=== Extracted data ===

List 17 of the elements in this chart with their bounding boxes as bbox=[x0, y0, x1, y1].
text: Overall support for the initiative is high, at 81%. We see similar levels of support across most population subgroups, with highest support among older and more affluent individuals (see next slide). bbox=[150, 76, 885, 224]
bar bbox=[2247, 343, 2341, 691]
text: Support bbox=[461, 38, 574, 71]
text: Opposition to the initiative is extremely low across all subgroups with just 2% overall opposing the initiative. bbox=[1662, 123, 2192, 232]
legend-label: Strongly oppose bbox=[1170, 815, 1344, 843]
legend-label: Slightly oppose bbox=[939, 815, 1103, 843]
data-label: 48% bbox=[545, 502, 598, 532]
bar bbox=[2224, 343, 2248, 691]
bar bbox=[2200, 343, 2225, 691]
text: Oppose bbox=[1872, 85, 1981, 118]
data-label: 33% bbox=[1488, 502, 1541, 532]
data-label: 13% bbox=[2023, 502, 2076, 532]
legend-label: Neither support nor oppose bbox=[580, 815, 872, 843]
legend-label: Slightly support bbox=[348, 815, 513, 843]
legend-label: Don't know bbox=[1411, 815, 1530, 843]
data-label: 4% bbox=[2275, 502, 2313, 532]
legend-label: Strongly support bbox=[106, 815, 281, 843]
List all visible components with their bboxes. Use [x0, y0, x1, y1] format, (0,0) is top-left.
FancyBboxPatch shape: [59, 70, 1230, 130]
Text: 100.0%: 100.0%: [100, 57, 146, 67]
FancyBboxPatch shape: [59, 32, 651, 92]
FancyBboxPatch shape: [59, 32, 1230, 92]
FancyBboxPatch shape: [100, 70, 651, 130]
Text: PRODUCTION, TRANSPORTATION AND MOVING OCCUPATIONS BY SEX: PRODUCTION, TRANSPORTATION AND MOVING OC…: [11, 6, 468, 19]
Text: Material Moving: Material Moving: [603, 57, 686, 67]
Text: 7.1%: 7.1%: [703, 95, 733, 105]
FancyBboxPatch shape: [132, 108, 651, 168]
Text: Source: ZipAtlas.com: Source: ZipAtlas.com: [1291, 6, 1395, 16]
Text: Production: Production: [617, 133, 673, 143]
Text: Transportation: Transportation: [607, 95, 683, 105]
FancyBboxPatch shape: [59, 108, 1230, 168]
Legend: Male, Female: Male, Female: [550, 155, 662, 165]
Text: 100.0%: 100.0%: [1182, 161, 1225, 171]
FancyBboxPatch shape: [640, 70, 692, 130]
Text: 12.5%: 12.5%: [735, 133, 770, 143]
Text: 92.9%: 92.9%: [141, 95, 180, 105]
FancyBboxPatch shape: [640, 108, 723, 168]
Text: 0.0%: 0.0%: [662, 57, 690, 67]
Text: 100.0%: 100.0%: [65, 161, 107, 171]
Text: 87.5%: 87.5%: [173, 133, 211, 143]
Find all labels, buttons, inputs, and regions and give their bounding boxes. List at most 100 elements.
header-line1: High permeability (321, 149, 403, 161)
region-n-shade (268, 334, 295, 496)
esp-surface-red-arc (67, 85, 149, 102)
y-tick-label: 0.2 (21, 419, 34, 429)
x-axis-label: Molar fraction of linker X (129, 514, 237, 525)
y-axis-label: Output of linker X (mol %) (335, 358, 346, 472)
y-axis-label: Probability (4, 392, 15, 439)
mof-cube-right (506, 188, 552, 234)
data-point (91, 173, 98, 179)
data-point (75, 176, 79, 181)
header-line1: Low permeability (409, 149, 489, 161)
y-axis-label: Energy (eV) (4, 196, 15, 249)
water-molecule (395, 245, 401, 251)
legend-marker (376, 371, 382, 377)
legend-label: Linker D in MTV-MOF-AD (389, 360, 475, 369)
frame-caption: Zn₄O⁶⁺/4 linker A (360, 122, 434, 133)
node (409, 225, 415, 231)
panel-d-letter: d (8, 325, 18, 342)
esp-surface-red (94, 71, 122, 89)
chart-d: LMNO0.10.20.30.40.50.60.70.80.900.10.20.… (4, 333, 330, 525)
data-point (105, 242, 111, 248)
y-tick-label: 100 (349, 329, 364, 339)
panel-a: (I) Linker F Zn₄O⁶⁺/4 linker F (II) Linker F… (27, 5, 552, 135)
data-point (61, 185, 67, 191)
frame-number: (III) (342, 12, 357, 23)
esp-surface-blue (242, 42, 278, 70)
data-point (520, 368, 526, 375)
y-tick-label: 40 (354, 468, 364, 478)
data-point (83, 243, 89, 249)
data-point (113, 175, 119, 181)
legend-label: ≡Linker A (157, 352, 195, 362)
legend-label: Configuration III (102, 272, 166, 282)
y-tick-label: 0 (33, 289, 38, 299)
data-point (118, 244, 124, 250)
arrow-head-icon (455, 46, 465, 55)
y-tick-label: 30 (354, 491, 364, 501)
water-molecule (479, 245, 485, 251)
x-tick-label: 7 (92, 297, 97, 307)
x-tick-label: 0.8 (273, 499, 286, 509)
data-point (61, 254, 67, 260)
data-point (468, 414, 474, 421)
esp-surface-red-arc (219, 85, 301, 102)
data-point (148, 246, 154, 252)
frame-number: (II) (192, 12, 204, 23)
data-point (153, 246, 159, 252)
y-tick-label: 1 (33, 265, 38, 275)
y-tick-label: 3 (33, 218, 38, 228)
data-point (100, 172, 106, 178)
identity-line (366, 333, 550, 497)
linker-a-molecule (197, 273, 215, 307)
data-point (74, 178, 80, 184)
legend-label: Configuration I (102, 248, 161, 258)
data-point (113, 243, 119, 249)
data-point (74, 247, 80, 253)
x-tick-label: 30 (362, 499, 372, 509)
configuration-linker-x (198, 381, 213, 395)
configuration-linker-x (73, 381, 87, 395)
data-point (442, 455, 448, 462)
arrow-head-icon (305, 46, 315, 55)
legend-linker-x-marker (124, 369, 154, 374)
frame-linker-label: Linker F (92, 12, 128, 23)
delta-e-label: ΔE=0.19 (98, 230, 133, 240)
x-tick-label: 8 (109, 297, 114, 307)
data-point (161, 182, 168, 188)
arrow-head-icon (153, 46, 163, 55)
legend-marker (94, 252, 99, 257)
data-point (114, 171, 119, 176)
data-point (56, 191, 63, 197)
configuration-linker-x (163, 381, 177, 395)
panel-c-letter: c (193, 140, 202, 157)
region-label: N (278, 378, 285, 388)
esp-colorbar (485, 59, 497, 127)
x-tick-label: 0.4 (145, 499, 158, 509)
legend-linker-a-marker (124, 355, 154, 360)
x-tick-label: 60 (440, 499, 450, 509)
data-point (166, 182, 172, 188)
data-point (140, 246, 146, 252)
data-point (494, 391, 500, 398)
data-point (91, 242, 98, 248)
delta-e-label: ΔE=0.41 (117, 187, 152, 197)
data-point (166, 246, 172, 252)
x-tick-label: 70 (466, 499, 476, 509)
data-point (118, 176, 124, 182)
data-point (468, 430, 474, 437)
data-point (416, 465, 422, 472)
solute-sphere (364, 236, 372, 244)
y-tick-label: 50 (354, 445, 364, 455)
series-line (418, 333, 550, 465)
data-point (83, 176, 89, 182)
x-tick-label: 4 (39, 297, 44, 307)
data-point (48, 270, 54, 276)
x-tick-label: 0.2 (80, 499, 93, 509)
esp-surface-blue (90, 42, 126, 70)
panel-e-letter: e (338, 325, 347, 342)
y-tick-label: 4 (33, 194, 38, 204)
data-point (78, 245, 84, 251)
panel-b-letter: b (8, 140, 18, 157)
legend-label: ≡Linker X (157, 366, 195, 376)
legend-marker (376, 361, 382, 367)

===

Write out every one of the entries above word for word, keeping each line unchanged.

Completed exercise ::
List 17 of the elements in this chart with their bounding boxes as bbox=[x0, y0, x1, y1].
text: Overall support for the initiative is high, at 81%. We see similar levels of support across most population subgroups, with highest support among older and more affluent individuals (see next slide). bbox=[150, 76, 885, 224]
bar bbox=[2247, 343, 2341, 691]
text: Support bbox=[461, 38, 574, 71]
text: Opposition to the initiative is extremely low across all subgroups with just 2% overall opposing the initiative. bbox=[1662, 123, 2192, 232]
legend-label: Strongly oppose bbox=[1170, 815, 1344, 843]
legend-label: Slightly oppose bbox=[939, 815, 1103, 843]
data-label: 48% bbox=[545, 502, 598, 532]
bar bbox=[2224, 343, 2248, 691]
bar bbox=[2200, 343, 2225, 691]
text: Oppose bbox=[1872, 85, 1981, 118]
data-label: 33% bbox=[1488, 502, 1541, 532]
data-label: 13% bbox=[2023, 502, 2076, 532]
legend-label: Neither support nor oppose bbox=[580, 815, 872, 843]
legend-label: Slightly support bbox=[348, 815, 513, 843]
legend-label: Don't know bbox=[1411, 815, 1530, 843]
data-label: 4% bbox=[2275, 502, 2313, 532]
legend-label: Strongly support bbox=[106, 815, 281, 843]
List all visible components with their bboxes. Use [x0, y0, x1, y1] format, (0,0) is top-left.
FancyBboxPatch shape: [59, 70, 1230, 130]
Text: 100.0%: 100.0%: [100, 57, 146, 67]
FancyBboxPatch shape: [59, 32, 651, 92]
FancyBboxPatch shape: [59, 32, 1230, 92]
FancyBboxPatch shape: [100, 70, 651, 130]
Text: PRODUCTION, TRANSPORTATION AND MOVING OCCUPATIONS BY SEX: PRODUCTION, TRANSPORTATION AND MOVING OC…: [11, 6, 468, 19]
Text: Material Moving: Material Moving: [603, 57, 686, 67]
Text: 7.1%: 7.1%: [703, 95, 733, 105]
FancyBboxPatch shape: [132, 108, 651, 168]
Text: Source: ZipAtlas.com: Source: ZipAtlas.com: [1291, 6, 1395, 16]
Text: Production: Production: [617, 133, 673, 143]
Text: Transportation: Transportation: [607, 95, 683, 105]
FancyBboxPatch shape: [59, 108, 1230, 168]
Legend: Male, Female: Male, Female: [550, 155, 662, 165]
Text: 100.0%: 100.0%: [1182, 161, 1225, 171]
FancyBboxPatch shape: [640, 70, 692, 130]
Text: 12.5%: 12.5%: [735, 133, 770, 143]
Text: 92.9%: 92.9%: [141, 95, 180, 105]
FancyBboxPatch shape: [640, 108, 723, 168]
Text: 0.0%: 0.0%: [662, 57, 690, 67]
Text: 100.0%: 100.0%: [65, 161, 107, 171]
Text: 87.5%: 87.5%: [173, 133, 211, 143]
Find all labels, buttons, inputs, and regions and give their bounding boxes. List at most 100 elements.
header-line1: High permeability (321, 149, 403, 161)
region-n-shade (268, 334, 295, 496)
esp-surface-red-arc (67, 85, 149, 102)
y-tick-label: 0.2 (21, 419, 34, 429)
x-axis-label: Molar fraction of linker X (129, 514, 237, 525)
y-axis-label: Output of linker X (mol %) (335, 358, 346, 472)
y-axis-label: Probability (4, 392, 15, 439)
mof-cube-right (506, 188, 552, 234)
data-point (91, 173, 98, 179)
data-point (75, 176, 79, 181)
header-line1: Low permeability (409, 149, 489, 161)
y-axis-label: Energy (eV) (4, 196, 15, 249)
water-molecule (395, 245, 401, 251)
legend-marker (376, 371, 382, 377)
legend-label: Linker D in MTV-MOF-AD (389, 360, 475, 369)
frame-caption: Zn₄O⁶⁺/4 linker A (360, 122, 434, 133)
node (409, 225, 415, 231)
panel-d-letter: d (8, 325, 18, 342)
esp-surface-red (94, 71, 122, 89)
chart-d: LMNO0.10.20.30.40.50.60.70.80.900.10.20.… (4, 333, 330, 525)
data-point (105, 242, 111, 248)
y-tick-label: 100 (349, 329, 364, 339)
panel-a: (I) Linker F Zn₄O⁶⁺/4 linker F (II) Linker F… (27, 5, 552, 135)
data-point (61, 185, 67, 191)
frame-number: (III) (342, 12, 357, 23)
esp-surface-blue (242, 42, 278, 70)
data-point (520, 368, 526, 375)
y-tick-label: 40 (354, 468, 364, 478)
data-point (83, 243, 89, 249)
data-point (113, 175, 119, 181)
legend-label: ≡Linker A (157, 352, 195, 362)
legend-label: Configuration III (102, 272, 166, 282)
y-tick-label: 0 (33, 289, 38, 299)
data-point (118, 244, 124, 250)
arrow-head-icon (455, 46, 465, 55)
y-tick-label: 30 (354, 491, 364, 501)
water-molecule (479, 245, 485, 251)
x-tick-label: 7 (92, 297, 97, 307)
x-tick-label: 0.8 (273, 499, 286, 509)
data-point (61, 254, 67, 260)
data-point (468, 414, 474, 421)
esp-surface-red-arc (219, 85, 301, 102)
data-point (148, 246, 154, 252)
frame-number: (II) (192, 12, 204, 23)
data-point (153, 246, 159, 252)
y-tick-label: 1 (33, 265, 38, 275)
y-tick-label: 3 (33, 218, 38, 228)
data-point (100, 172, 106, 178)
identity-line (366, 333, 550, 497)
linker-a-molecule (197, 273, 215, 307)
data-point (74, 178, 80, 184)
legend-label: Configuration I (102, 248, 161, 258)
data-point (113, 243, 119, 249)
data-point (74, 247, 80, 253)
x-tick-label: 30 (362, 499, 372, 509)
configuration-linker-x (198, 381, 213, 395)
configuration-linker-x (73, 381, 87, 395)
data-point (442, 455, 448, 462)
arrow-head-icon (305, 46, 315, 55)
legend-linker-x-marker (124, 369, 154, 374)
frame-linker-label: Linker F (92, 12, 128, 23)
delta-e-label: ΔE=0.19 (98, 230, 133, 240)
x-tick-label: 8 (109, 297, 114, 307)
data-point (161, 182, 168, 188)
arrow-head-icon (153, 46, 163, 55)
legend-marker (94, 252, 99, 257)
data-point (114, 171, 119, 176)
data-point (56, 191, 63, 197)
configuration-linker-x (163, 381, 177, 395)
panel-c-letter: c (193, 140, 202, 157)
region-label: N (278, 378, 285, 388)
esp-colorbar (485, 59, 497, 127)
x-tick-label: 0.4 (145, 499, 158, 509)
legend-linker-a-marker (124, 355, 154, 360)
x-tick-label: 60 (440, 499, 450, 509)
data-point (166, 182, 172, 188)
data-point (140, 246, 146, 252)
data-point (494, 391, 500, 398)
data-point (91, 242, 98, 248)
delta-e-label: ΔE=0.41 (117, 187, 152, 197)
data-point (166, 246, 172, 252)
x-tick-label: 70 (466, 499, 476, 509)
data-point (118, 176, 124, 182)
data-point (468, 430, 474, 437)
data-point (416, 465, 422, 472)
solute-sphere (364, 236, 372, 244)
y-tick-label: 50 (354, 445, 364, 455)
series-line (418, 333, 550, 465)
data-point (83, 176, 89, 182)
x-tick-label: 4 (39, 297, 44, 307)
data-point (48, 270, 54, 276)
x-tick-label: 0.2 (80, 499, 93, 509)
esp-surface-blue (90, 42, 126, 70)
panel-e-letter: e (338, 325, 347, 342)
y-tick-label: 4 (33, 194, 38, 204)
data-point (78, 245, 84, 251)
panel-b-letter: b (8, 140, 18, 157)
legend-label: ≡Linker X (157, 366, 195, 376)
legend-marker (376, 361, 382, 367)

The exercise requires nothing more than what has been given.